[Items from a data source]
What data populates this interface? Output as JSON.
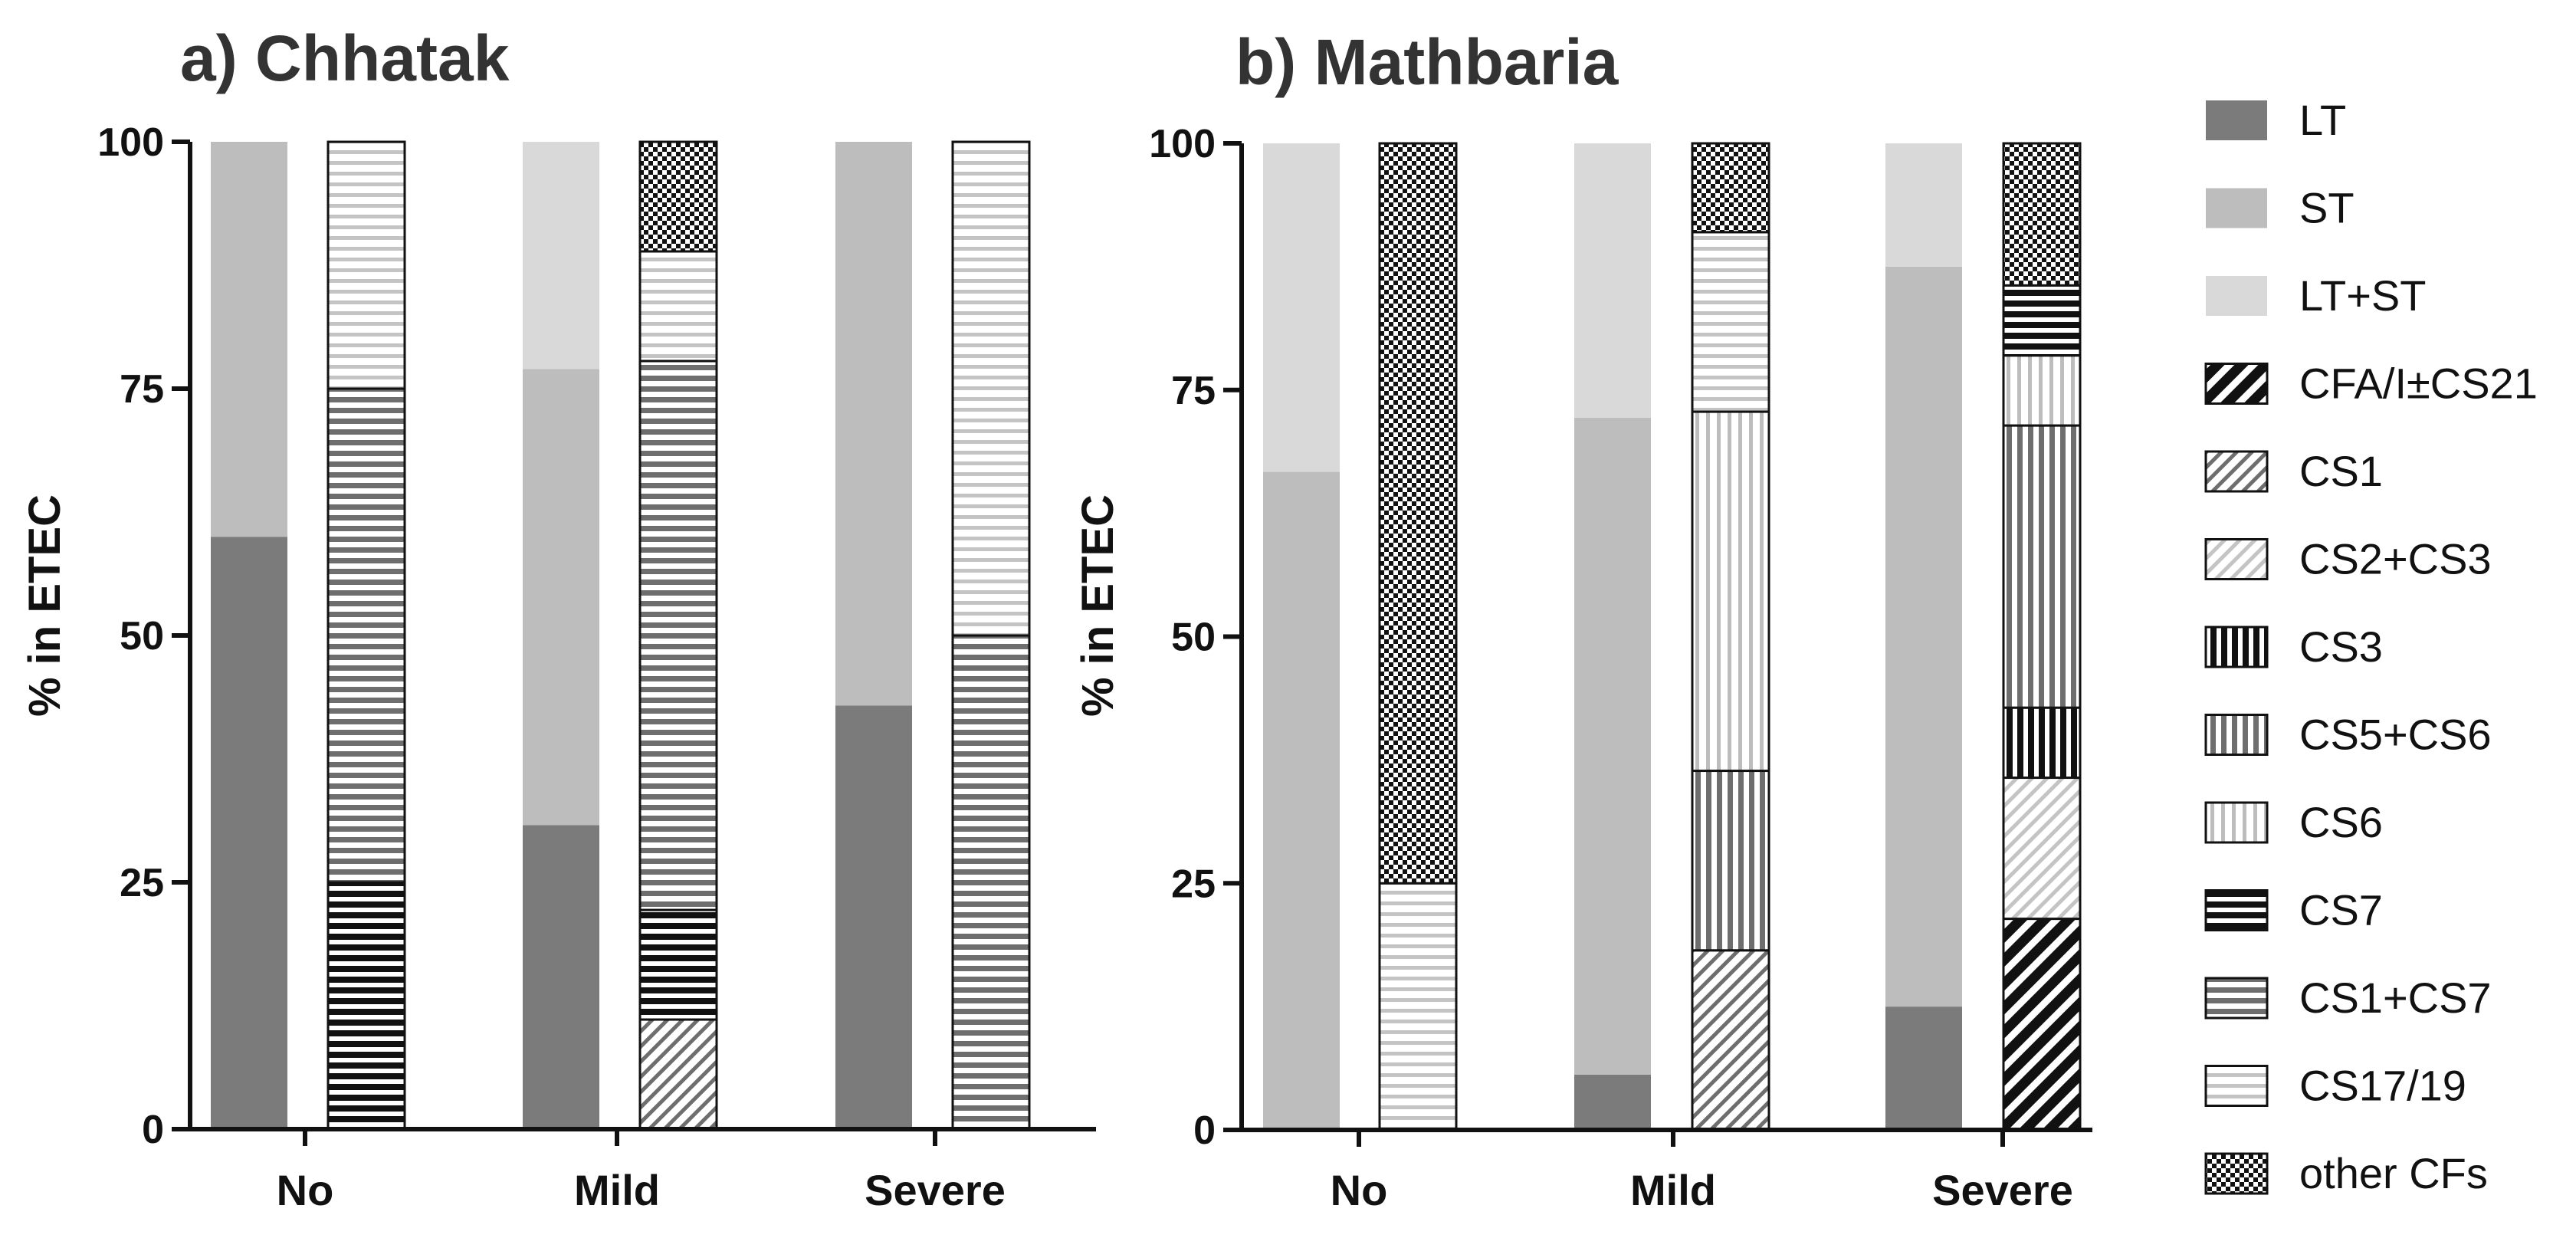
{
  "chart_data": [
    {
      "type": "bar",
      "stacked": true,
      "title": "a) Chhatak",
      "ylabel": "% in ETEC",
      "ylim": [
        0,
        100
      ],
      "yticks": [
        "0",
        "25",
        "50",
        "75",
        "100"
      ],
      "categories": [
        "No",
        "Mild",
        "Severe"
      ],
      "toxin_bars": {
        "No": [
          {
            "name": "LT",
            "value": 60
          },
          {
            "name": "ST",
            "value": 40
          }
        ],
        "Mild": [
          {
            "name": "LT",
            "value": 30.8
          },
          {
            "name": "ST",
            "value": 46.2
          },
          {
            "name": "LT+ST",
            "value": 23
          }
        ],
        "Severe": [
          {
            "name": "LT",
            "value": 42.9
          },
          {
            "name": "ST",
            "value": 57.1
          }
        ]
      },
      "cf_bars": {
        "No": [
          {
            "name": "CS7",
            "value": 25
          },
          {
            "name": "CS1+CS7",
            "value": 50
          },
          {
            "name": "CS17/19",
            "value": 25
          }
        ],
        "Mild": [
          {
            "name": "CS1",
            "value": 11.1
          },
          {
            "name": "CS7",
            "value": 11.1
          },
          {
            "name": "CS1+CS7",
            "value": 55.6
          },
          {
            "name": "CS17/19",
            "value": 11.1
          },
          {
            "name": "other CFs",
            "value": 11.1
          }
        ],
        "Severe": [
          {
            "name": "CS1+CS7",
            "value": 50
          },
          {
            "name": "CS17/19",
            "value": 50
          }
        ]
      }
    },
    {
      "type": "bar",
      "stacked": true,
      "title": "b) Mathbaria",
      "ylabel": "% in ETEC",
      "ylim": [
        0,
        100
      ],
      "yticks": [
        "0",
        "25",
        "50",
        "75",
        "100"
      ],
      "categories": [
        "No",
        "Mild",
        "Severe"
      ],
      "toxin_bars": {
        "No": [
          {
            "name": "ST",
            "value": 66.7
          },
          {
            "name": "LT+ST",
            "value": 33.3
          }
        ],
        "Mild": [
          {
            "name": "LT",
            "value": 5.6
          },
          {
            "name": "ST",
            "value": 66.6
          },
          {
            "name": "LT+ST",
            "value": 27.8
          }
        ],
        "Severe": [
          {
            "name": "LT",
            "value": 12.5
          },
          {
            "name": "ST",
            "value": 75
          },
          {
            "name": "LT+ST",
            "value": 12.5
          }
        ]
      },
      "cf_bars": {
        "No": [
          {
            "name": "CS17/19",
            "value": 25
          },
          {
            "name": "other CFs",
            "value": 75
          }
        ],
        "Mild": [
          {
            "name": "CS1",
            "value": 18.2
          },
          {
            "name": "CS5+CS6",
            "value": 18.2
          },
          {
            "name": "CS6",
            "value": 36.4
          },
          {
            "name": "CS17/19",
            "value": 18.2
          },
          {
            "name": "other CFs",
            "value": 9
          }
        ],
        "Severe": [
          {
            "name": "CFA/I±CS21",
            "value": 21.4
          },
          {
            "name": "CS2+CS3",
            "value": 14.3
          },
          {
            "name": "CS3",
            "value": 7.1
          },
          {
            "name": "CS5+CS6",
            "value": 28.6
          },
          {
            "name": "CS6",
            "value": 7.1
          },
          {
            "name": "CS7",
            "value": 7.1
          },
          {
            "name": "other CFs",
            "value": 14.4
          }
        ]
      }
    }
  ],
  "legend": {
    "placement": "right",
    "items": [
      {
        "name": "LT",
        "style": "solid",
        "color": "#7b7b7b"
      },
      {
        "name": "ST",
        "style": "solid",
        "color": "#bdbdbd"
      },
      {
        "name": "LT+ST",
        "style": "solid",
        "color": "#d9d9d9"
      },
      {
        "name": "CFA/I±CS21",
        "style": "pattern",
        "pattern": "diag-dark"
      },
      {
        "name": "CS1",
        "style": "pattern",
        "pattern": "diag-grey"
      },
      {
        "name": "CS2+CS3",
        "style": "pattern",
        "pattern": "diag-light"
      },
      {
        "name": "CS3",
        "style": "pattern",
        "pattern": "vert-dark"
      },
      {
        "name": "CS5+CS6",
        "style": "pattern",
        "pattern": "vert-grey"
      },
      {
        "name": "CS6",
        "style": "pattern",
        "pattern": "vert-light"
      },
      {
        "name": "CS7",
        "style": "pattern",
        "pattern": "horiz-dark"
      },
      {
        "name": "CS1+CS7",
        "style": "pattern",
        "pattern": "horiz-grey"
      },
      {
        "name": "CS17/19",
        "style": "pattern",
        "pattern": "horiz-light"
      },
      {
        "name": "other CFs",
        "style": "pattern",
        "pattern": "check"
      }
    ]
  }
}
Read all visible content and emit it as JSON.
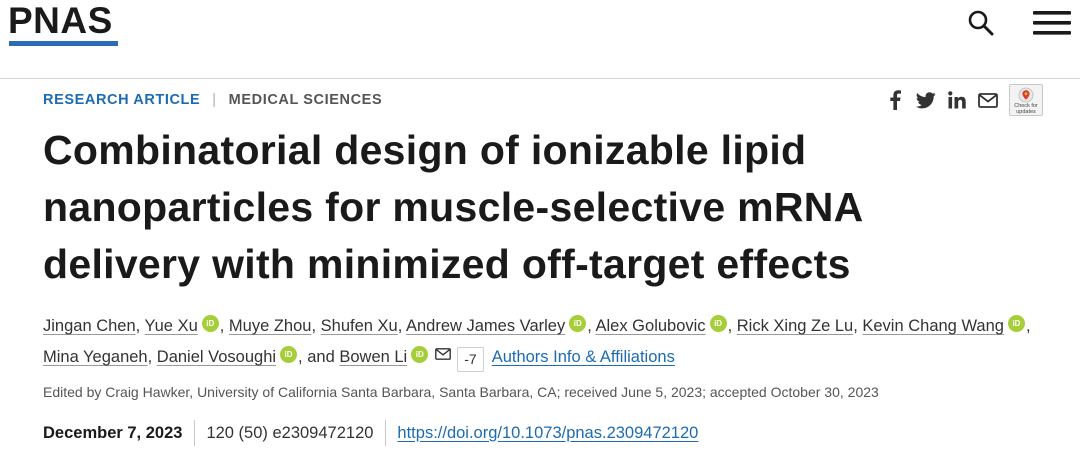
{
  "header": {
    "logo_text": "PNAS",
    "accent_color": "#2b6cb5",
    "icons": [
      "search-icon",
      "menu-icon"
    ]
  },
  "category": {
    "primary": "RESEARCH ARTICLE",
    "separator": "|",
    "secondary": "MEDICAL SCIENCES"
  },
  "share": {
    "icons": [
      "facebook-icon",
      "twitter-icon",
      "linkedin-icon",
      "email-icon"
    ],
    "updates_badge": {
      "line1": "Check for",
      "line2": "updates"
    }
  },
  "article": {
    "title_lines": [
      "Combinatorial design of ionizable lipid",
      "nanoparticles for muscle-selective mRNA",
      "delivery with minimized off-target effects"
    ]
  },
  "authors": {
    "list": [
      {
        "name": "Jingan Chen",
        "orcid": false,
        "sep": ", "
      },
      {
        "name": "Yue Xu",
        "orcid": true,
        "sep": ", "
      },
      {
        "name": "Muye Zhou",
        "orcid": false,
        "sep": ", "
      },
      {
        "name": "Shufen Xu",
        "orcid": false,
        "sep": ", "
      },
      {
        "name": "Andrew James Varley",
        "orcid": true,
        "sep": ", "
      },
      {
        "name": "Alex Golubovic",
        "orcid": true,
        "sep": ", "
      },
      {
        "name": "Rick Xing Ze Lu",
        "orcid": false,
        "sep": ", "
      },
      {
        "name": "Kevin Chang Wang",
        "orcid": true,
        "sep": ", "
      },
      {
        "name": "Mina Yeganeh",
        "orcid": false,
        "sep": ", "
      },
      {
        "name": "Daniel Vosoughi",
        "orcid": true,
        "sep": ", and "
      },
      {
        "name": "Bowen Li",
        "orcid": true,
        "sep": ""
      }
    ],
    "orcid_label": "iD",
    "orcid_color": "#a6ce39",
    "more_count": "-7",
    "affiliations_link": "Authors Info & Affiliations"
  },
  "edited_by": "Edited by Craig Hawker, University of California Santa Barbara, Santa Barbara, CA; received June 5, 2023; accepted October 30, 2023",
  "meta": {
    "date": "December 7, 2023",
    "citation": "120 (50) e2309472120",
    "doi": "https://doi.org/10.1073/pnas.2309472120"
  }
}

_Aim of the exercise_:
None of the pictures should appear; the rest of the entries must be reproduced exactly.

_Solution to the exercise_:
What data populates this interface? Output as JSON.
{
  "chart_data": [
    {
      "type": "bar",
      "stacked": true,
      "title": "a) Chhatak",
      "ylabel": "% in ETEC",
      "ylim": [
        0,
        100
      ],
      "yticks": [
        "0",
        "25",
        "50",
        "75",
        "100"
      ],
      "categories": [
        "No",
        "Mild",
        "Severe"
      ],
      "toxin_bars": {
        "No": [
          {
            "name": "LT",
            "value": 60
          },
          {
            "name": "ST",
            "value": 40
          }
        ],
        "Mild": [
          {
            "name": "LT",
            "value": 30.8
          },
          {
            "name": "ST",
            "value": 46.2
          },
          {
            "name": "LT+ST",
            "value": 23
          }
        ],
        "Severe": [
          {
            "name": "LT",
            "value": 42.9
          },
          {
            "name": "ST",
            "value": 57.1
          }
        ]
      },
      "cf_bars": {
        "No": [
          {
            "name": "CS7",
            "value": 25
          },
          {
            "name": "CS1+CS7",
            "value": 50
          },
          {
            "name": "CS17/19",
            "value": 25
          }
        ],
        "Mild": [
          {
            "name": "CS1",
            "value": 11.1
          },
          {
            "name": "CS7",
            "value": 11.1
          },
          {
            "name": "CS1+CS7",
            "value": 55.6
          },
          {
            "name": "CS17/19",
            "value": 11.1
          },
          {
            "name": "other CFs",
            "value": 11.1
          }
        ],
        "Severe": [
          {
            "name": "CS1+CS7",
            "value": 50
          },
          {
            "name": "CS17/19",
            "value": 50
          }
        ]
      }
    },
    {
      "type": "bar",
      "stacked": true,
      "title": "b) Mathbaria",
      "ylabel": "% in ETEC",
      "ylim": [
        0,
        100
      ],
      "yticks": [
        "0",
        "25",
        "50",
        "75",
        "100"
      ],
      "categories": [
        "No",
        "Mild",
        "Severe"
      ],
      "toxin_bars": {
        "No": [
          {
            "name": "ST",
            "value": 66.7
          },
          {
            "name": "LT+ST",
            "value": 33.3
          }
        ],
        "Mild": [
          {
            "name": "LT",
            "value": 5.6
          },
          {
            "name": "ST",
            "value": 66.6
          },
          {
            "name": "LT+ST",
            "value": 27.8
          }
        ],
        "Severe": [
          {
            "name": "LT",
            "value": 12.5
          },
          {
            "name": "ST",
            "value": 75
          },
          {
            "name": "LT+ST",
            "value": 12.5
          }
        ]
      },
      "cf_bars": {
        "No": [
          {
            "name": "CS17/19",
            "value": 25
          },
          {
            "name": "other CFs",
            "value": 75
          }
        ],
        "Mild": [
          {
            "name": "CS1",
            "value": 18.2
          },
          {
            "name": "CS5+CS6",
            "value": 18.2
          },
          {
            "name": "CS6",
            "value": 36.4
          },
          {
            "name": "CS17/19",
            "value": 18.2
          },
          {
            "name": "other CFs",
            "value": 9
          }
        ],
        "Severe": [
          {
            "name": "CFA/I±CS21",
            "value": 21.4
          },
          {
            "name": "CS2+CS3",
            "value": 14.3
          },
          {
            "name": "CS3",
            "value": 7.1
          },
          {
            "name": "CS5+CS6",
            "value": 28.6
          },
          {
            "name": "CS6",
            "value": 7.1
          },
          {
            "name": "CS7",
            "value": 7.1
          },
          {
            "name": "other CFs",
            "value": 14.4
          }
        ]
      }
    }
  ],
  "legend": {
    "placement": "right",
    "items": [
      {
        "name": "LT",
        "style": "solid",
        "color": "#7b7b7b"
      },
      {
        "name": "ST",
        "style": "solid",
        "color": "#bdbdbd"
      },
      {
        "name": "LT+ST",
        "style": "solid",
        "color": "#d9d9d9"
      },
      {
        "name": "CFA/I±CS21",
        "style": "pattern",
        "pattern": "diag-dark"
      },
      {
        "name": "CS1",
        "style": "pattern",
        "pattern": "diag-grey"
      },
      {
        "name": "CS2+CS3",
        "style": "pattern",
        "pattern": "diag-light"
      },
      {
        "name": "CS3",
        "style": "pattern",
        "pattern": "vert-dark"
      },
      {
        "name": "CS5+CS6",
        "style": "pattern",
        "pattern": "vert-grey"
      },
      {
        "name": "CS6",
        "style": "pattern",
        "pattern": "vert-light"
      },
      {
        "name": "CS7",
        "style": "pattern",
        "pattern": "horiz-dark"
      },
      {
        "name": "CS1+CS7",
        "style": "pattern",
        "pattern": "horiz-grey"
      },
      {
        "name": "CS17/19",
        "style": "pattern",
        "pattern": "horiz-light"
      },
      {
        "name": "other CFs",
        "style": "pattern",
        "pattern": "check"
      }
    ]
  }
}
Read all visible content and emit it as JSON.
{
  "header": {
    "logo_text": "PNAS",
    "accent_color": "#2b6cb5",
    "icons": [
      "search-icon",
      "menu-icon"
    ]
  },
  "category": {
    "primary": "RESEARCH ARTICLE",
    "separator": "|",
    "secondary": "MEDICAL SCIENCES"
  },
  "share": {
    "icons": [
      "facebook-icon",
      "twitter-icon",
      "linkedin-icon",
      "email-icon"
    ],
    "updates_badge": {
      "line1": "Check for",
      "line2": "updates"
    }
  },
  "article": {
    "title_lines": [
      "Combinatorial design of ionizable lipid",
      "nanoparticles for muscle-selective mRNA",
      "delivery with minimized off-target effects"
    ]
  },
  "authors": {
    "list": [
      {
        "name": "Jingan Chen",
        "orcid": false,
        "sep": ", "
      },
      {
        "name": "Yue Xu",
        "orcid": true,
        "sep": ", "
      },
      {
        "name": "Muye Zhou",
        "orcid": false,
        "sep": ", "
      },
      {
        "name": "Shufen Xu",
        "orcid": false,
        "sep": ", "
      },
      {
        "name": "Andrew James Varley",
        "orcid": true,
        "sep": ", "
      },
      {
        "name": "Alex Golubovic",
        "orcid": true,
        "sep": ", "
      },
      {
        "name": "Rick Xing Ze Lu",
        "orcid": false,
        "sep": ", "
      },
      {
        "name": "Kevin Chang Wang",
        "orcid": true,
        "sep": ", "
      },
      {
        "name": "Mina Yeganeh",
        "orcid": false,
        "sep": ", "
      },
      {
        "name": "Daniel Vosoughi",
        "orcid": true,
        "sep": ", and "
      },
      {
        "name": "Bowen Li",
        "orcid": true,
        "sep": ""
      }
    ],
    "orcid_label": "iD",
    "orcid_color": "#a6ce39",
    "more_count": "-7",
    "affiliations_link": "Authors Info & Affiliations"
  },
  "edited_by": "Edited by Craig Hawker, University of California Santa Barbara, Santa Barbara, CA; received June 5, 2023; accepted October 30, 2023",
  "meta": {
    "date": "December 7, 2023",
    "citation": "120 (50) e2309472120",
    "doi": "https://doi.org/10.1073/pnas.2309472120"
  }
}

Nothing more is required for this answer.